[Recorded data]
##############################
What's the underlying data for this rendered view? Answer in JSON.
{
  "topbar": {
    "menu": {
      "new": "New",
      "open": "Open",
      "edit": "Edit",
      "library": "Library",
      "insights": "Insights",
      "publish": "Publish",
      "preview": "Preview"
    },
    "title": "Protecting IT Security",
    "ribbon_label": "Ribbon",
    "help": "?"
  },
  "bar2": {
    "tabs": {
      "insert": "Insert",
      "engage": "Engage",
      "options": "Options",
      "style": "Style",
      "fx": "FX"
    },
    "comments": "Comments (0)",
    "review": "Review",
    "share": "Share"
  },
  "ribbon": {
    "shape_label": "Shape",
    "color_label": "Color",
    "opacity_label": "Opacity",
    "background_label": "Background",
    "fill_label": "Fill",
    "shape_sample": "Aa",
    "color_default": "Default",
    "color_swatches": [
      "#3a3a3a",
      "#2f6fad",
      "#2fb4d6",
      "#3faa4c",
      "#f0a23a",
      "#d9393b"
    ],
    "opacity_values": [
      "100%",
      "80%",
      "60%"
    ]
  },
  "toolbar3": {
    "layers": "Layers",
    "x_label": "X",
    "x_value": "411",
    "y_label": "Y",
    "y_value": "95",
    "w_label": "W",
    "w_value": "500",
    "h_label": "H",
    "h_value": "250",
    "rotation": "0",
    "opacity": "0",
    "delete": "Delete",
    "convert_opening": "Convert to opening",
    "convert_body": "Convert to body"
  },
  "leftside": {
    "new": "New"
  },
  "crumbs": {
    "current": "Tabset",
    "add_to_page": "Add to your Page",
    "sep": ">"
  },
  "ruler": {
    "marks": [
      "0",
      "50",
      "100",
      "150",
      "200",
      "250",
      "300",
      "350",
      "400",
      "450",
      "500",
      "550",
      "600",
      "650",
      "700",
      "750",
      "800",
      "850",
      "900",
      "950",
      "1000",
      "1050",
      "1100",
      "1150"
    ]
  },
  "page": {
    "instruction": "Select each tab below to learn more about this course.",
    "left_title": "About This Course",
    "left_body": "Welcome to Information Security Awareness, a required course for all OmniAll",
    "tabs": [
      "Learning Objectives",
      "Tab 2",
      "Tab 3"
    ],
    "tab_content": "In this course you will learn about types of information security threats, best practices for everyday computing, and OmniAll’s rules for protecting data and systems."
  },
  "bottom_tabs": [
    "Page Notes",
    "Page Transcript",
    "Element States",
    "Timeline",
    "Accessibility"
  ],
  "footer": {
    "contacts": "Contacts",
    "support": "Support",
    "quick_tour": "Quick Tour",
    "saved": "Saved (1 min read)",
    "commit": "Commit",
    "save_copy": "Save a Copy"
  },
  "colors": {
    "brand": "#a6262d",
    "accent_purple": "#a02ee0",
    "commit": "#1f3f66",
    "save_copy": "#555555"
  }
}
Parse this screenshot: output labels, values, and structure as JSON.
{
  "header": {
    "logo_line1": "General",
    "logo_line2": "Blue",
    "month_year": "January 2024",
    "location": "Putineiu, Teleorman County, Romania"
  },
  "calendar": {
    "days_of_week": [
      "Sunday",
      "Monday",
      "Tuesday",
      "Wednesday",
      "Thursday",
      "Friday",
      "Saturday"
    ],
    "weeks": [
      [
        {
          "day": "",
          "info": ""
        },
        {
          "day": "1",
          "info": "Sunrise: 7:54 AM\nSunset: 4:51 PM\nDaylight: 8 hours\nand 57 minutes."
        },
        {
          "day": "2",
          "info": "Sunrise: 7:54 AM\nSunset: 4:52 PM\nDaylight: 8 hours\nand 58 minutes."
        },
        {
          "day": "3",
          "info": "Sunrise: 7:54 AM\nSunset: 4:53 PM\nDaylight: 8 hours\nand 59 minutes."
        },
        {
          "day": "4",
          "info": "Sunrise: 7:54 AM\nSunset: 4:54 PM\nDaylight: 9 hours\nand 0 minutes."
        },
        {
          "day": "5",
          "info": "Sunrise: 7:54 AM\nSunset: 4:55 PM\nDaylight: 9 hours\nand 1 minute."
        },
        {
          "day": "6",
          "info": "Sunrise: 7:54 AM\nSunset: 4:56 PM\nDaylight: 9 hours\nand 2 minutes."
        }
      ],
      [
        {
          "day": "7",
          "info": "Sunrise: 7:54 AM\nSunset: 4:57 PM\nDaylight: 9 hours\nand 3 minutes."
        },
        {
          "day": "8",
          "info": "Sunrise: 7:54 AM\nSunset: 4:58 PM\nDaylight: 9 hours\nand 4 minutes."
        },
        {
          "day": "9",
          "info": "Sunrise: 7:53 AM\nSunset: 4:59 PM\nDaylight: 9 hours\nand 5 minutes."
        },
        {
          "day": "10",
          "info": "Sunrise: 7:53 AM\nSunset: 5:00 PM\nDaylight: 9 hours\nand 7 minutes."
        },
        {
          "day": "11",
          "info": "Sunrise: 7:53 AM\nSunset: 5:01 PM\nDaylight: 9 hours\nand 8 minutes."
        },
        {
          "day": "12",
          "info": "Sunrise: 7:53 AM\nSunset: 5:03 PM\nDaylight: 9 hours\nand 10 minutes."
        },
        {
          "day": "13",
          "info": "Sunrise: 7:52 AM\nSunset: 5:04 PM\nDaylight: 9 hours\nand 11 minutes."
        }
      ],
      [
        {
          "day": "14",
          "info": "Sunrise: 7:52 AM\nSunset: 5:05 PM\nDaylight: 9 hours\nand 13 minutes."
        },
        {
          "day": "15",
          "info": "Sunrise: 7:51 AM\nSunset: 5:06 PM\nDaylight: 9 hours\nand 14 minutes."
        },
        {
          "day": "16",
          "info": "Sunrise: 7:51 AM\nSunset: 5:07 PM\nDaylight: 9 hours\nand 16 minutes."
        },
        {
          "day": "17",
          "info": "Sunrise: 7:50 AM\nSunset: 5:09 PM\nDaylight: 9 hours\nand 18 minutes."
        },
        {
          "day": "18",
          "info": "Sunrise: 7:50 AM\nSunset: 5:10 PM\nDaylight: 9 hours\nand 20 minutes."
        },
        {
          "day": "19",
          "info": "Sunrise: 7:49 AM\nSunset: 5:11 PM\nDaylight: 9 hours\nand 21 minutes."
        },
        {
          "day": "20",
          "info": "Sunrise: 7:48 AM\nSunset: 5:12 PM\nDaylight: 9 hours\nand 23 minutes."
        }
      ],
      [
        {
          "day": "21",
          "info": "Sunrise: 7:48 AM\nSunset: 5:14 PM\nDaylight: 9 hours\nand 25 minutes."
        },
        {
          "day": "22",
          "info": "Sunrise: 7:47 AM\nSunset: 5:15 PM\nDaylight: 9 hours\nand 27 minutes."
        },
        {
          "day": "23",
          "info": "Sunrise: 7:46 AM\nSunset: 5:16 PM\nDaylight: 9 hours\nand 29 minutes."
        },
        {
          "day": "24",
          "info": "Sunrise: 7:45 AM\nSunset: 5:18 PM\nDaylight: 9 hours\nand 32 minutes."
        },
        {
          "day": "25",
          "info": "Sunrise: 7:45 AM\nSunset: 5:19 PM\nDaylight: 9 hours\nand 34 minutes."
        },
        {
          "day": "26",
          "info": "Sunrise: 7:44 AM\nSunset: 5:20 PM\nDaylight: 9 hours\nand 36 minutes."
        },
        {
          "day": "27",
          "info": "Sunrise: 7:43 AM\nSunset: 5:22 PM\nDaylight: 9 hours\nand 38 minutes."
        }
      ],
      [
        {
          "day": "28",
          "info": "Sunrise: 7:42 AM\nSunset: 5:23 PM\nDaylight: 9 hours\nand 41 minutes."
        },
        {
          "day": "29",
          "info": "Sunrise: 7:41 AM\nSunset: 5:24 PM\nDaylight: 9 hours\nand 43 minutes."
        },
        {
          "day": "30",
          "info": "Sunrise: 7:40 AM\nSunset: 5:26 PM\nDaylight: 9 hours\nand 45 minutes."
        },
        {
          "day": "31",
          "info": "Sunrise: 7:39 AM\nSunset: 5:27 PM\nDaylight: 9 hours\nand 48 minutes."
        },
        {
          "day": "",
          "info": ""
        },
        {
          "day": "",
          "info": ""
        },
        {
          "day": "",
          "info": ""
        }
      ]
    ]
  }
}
##############################
Which lines include the word "OmniAll"? List them all.

## REPLY TO THE TASK
    "left_body": "Welcome to Information Security Awareness, a required course for all OmniAll",
    "tab_content": "In this course you will learn about types of information security threats, best practices for everyday computing, and OmniAll’s rules for protecting data and systems."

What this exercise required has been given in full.